Work to be completed |
Copy all lines in which the word "主旨大意题" can be found.

[Dataset excerpt]

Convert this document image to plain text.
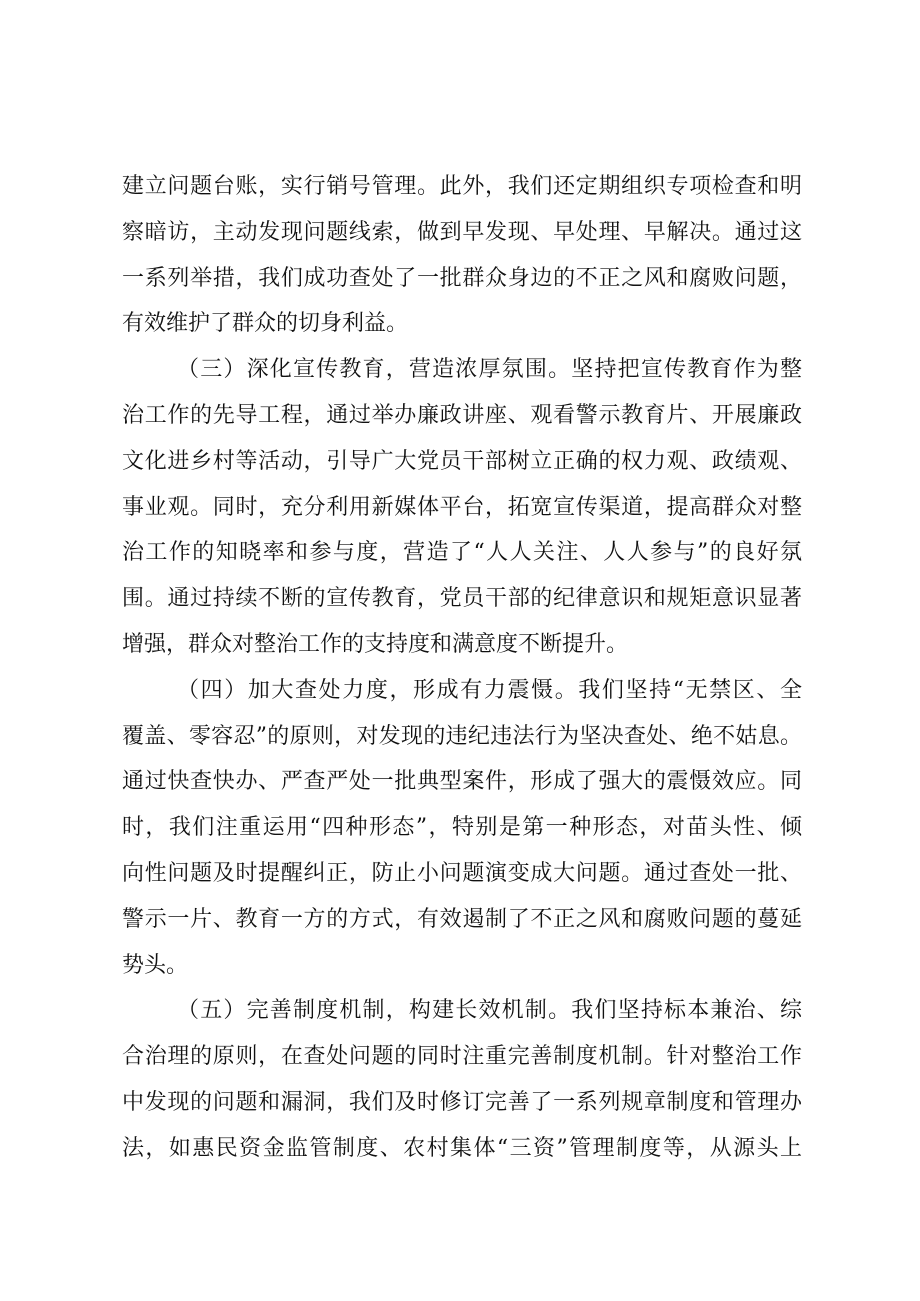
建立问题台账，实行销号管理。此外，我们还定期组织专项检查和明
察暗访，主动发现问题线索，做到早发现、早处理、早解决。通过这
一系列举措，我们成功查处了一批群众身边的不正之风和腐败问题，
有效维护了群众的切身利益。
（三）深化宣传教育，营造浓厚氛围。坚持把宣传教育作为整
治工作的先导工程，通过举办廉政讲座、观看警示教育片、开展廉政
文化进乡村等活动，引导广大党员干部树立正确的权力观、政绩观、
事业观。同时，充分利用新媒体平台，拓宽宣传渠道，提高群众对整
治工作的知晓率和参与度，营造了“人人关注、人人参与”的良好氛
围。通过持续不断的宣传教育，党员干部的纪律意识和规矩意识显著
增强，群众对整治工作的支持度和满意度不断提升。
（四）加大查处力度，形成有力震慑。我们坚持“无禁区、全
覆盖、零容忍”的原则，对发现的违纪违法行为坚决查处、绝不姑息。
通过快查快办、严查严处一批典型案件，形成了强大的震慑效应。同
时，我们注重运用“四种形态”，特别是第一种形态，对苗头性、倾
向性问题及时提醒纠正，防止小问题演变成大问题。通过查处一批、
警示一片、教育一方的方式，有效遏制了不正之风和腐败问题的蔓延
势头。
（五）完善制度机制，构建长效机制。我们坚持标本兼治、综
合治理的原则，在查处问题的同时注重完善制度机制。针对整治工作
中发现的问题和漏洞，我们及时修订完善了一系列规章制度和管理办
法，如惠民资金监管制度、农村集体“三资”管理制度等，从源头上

==

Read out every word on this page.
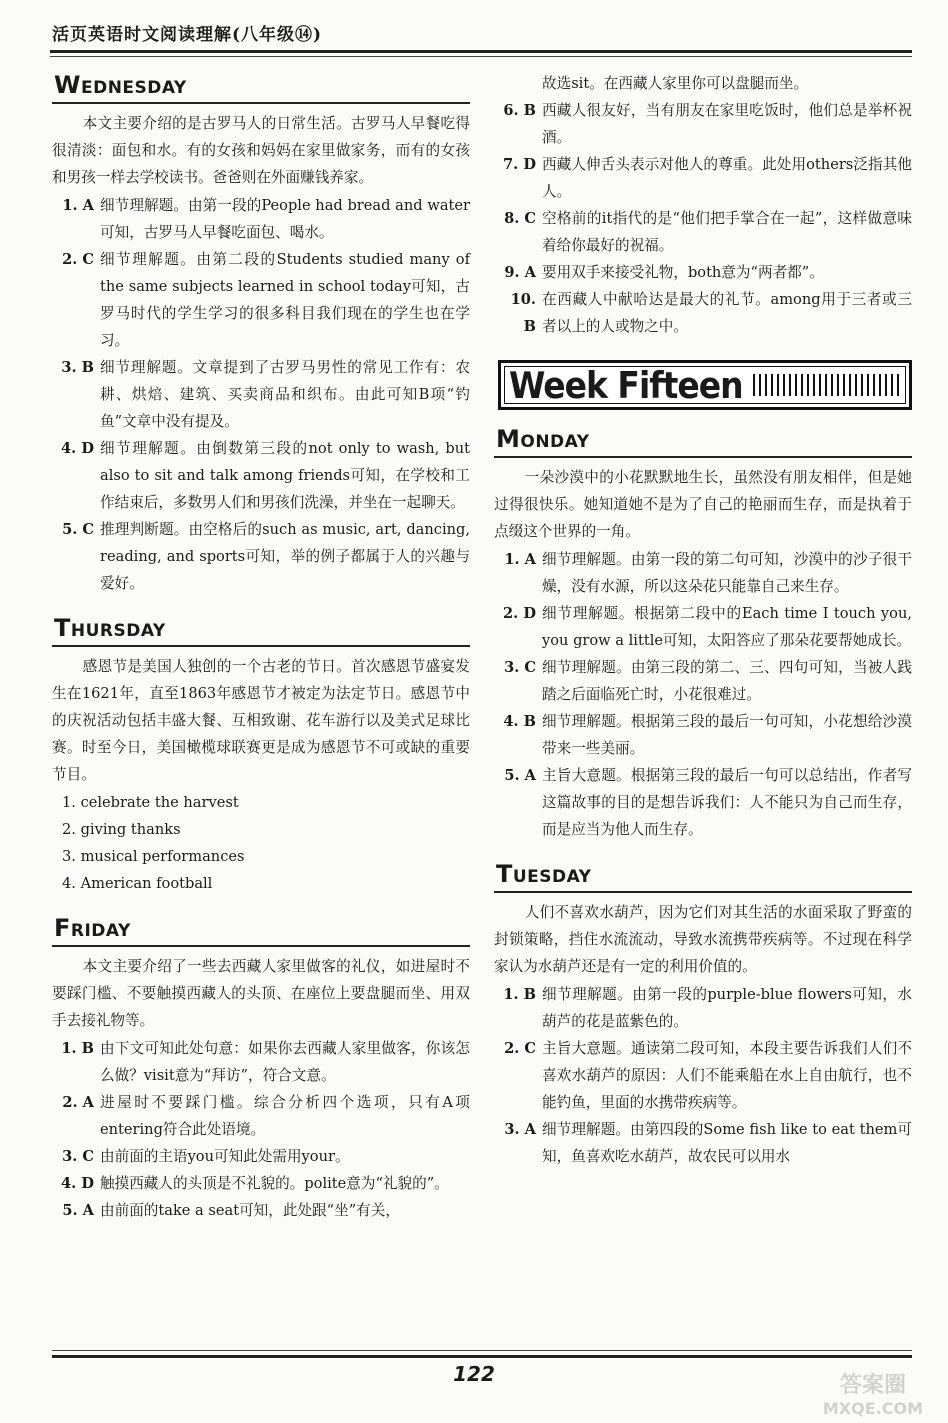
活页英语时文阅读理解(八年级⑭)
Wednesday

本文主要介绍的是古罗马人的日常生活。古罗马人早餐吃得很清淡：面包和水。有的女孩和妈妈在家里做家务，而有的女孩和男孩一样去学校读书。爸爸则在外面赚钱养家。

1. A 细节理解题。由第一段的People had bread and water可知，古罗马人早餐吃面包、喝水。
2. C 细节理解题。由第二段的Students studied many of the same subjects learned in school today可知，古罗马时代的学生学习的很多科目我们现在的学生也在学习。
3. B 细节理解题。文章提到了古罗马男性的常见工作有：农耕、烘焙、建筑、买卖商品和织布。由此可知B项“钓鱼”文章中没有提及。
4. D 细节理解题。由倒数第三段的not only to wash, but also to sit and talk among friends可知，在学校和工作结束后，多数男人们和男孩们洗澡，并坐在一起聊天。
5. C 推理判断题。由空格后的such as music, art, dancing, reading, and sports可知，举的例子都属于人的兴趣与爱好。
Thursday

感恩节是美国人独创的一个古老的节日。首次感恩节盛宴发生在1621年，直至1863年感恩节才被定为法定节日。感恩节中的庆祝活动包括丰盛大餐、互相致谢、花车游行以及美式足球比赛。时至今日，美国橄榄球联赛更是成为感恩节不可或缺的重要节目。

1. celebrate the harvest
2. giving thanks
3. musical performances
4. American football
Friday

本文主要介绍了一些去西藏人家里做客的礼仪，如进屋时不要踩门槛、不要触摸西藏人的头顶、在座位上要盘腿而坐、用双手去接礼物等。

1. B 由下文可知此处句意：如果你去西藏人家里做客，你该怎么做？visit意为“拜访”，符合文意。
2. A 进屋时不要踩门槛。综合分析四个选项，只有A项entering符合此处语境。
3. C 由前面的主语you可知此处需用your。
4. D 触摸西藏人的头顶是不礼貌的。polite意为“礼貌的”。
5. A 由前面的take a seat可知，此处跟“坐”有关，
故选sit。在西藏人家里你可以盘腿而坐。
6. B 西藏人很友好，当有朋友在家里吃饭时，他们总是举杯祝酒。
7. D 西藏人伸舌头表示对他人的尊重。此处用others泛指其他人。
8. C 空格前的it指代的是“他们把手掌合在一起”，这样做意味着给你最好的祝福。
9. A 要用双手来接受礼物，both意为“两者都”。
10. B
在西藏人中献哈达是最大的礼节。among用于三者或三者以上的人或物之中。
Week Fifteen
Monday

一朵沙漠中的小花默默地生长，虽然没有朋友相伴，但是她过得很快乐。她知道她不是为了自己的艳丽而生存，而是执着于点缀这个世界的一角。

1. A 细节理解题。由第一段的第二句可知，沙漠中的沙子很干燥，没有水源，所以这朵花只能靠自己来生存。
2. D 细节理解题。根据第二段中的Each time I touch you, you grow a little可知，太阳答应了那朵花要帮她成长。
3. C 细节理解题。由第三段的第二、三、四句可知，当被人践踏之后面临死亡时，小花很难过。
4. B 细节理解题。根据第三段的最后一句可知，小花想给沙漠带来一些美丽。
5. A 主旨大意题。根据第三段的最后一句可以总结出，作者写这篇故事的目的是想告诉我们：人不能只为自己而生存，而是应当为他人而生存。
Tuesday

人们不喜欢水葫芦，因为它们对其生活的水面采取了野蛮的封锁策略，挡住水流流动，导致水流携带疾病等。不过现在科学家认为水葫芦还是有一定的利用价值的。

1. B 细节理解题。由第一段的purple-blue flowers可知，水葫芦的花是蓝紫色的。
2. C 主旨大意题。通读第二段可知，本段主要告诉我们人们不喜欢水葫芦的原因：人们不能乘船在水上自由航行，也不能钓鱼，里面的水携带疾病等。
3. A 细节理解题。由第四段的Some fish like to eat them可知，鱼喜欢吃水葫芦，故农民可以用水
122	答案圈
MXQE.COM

Result |
5. A 主旨大意题。根据第三段的最后一句可以总结出，作者写这篇故事的目的是想告诉我们：人不能只为自己而生存，而是应当为他人而生存。
2. C 主旨大意题。通读第二段可知，本段主要告诉我们人们不喜欢水葫芦的原因：人们不能乘船在水上自由航行，也不能钓鱼，里面的水携带疾病等。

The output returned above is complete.